● **Written request**: Here are records with pictures in them. Copy all of them exactly and leave the pictures out.

● **Input for this task**:
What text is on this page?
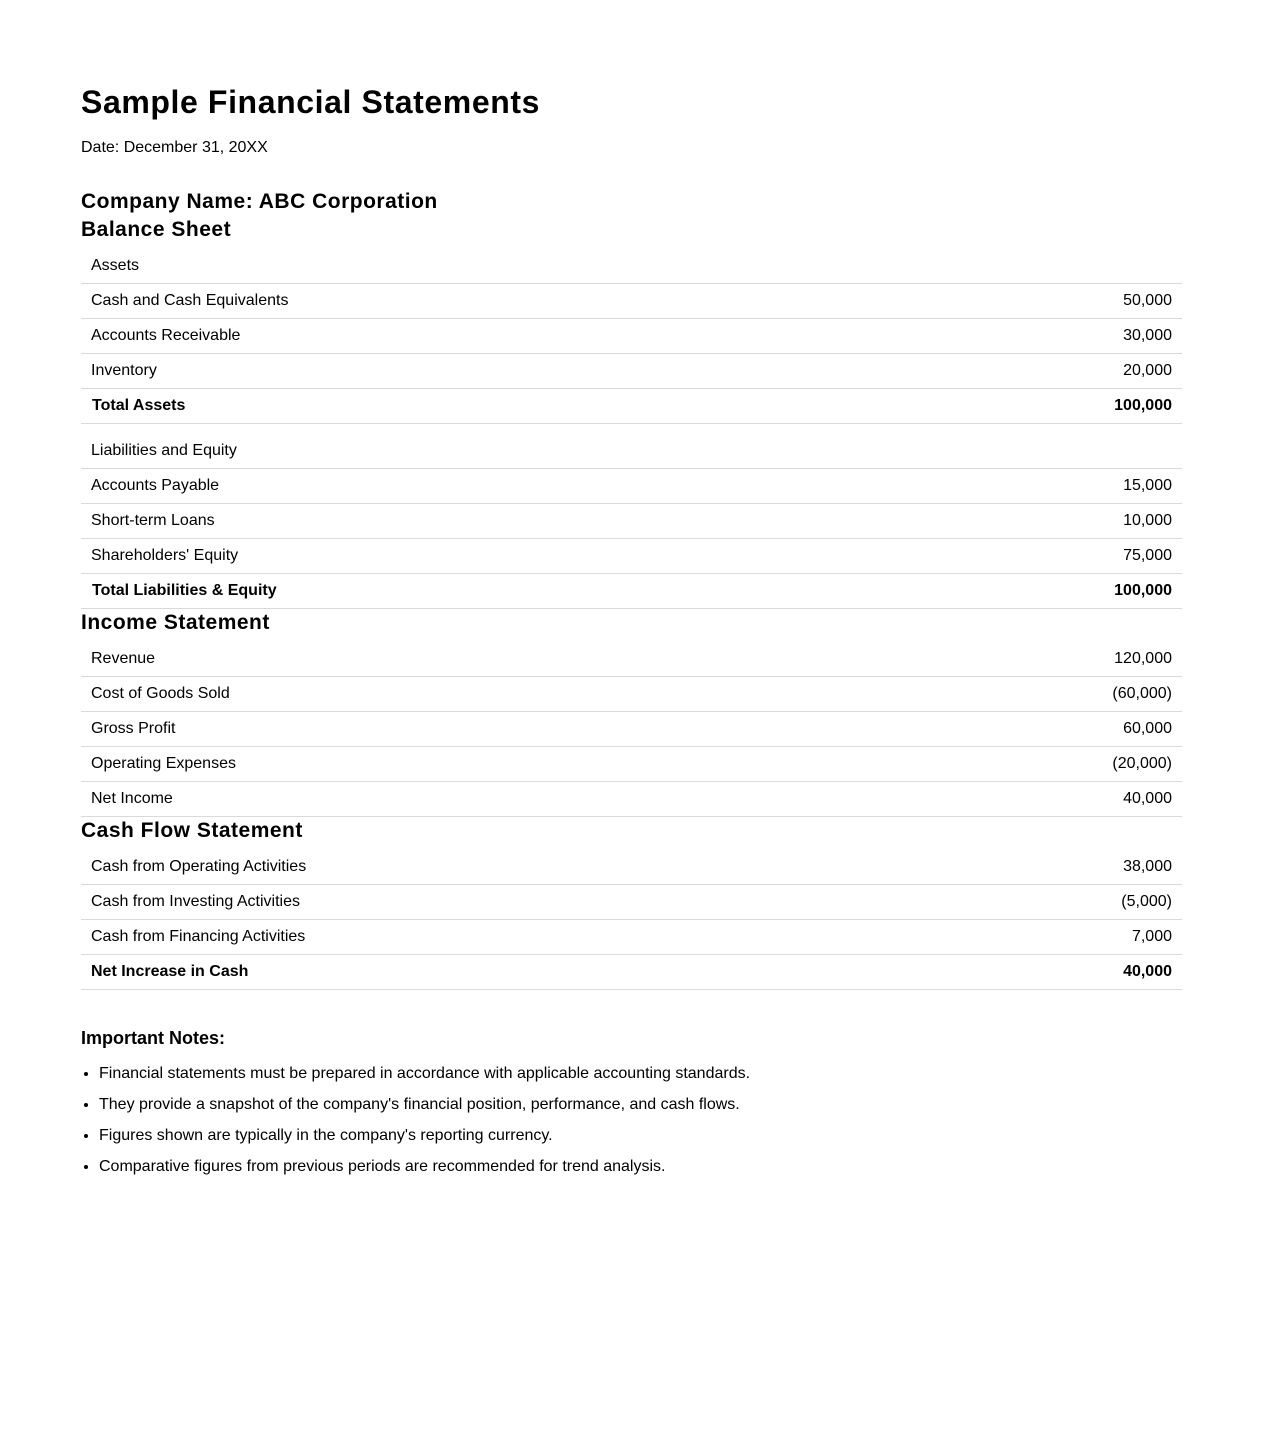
Sample Financial Statements
Date: December 31, 20XX
Company Name: ABC Corporation
Balance Sheet
Assets	
Cash and Cash Equivalents	50,000
Accounts Receivable	30,000
Inventory	20,000
Total Assets	100,000

Liabilities and Equity	
Accounts Payable	15,000
Short-term Loans	10,000
Shareholders' Equity	75,000
Total Liabilities & Equity	100,000
Income Statement
Revenue	120,000
Cost of Goods Sold	(60,000)
Gross Profit	60,000
Operating Expenses	(20,000)
Net Income	40,000
Cash Flow Statement
Cash from Operating Activities	38,000
Cash from Investing Activities	(5,000)
Cash from Financing Activities	7,000
Net Increase in Cash	40,000
Important Notes:
• Financial statements must be prepared in accordance with applicable accounting standards.
• They provide a snapshot of the company's financial position, performance, and cash flows.
• Figures shown are typically in the company's reporting currency.
• Comparative figures from previous periods are recommended for trend analysis.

● **Right answer**:
What text is on this page?
Sample Financial Statements
Date: December 31, 20XX
Company Name: ABC Corporation
Balance Sheet
Assets	
Cash and Cash Equivalents	50,000
Accounts Receivable	30,000
Inventory	20,000
Total Assets	100,000

Liabilities and Equity	
Accounts Payable	15,000
Short-term Loans	10,000
Shareholders' Equity	75,000
Total Liabilities & Equity	100,000
Income Statement
Revenue	120,000
Cost of Goods Sold	(60,000)
Gross Profit	60,000
Operating Expenses	(20,000)
Net Income	40,000
Cash Flow Statement
Cash from Operating Activities	38,000
Cash from Investing Activities	(5,000)
Cash from Financing Activities	7,000
Net Increase in Cash	40,000
Important Notes:
• Financial statements must be prepared in accordance with applicable accounting standards.
• They provide a snapshot of the company's financial position, performance, and cash flows.
• Figures shown are typically in the company's reporting currency.
• Comparative figures from previous periods are recommended for trend analysis.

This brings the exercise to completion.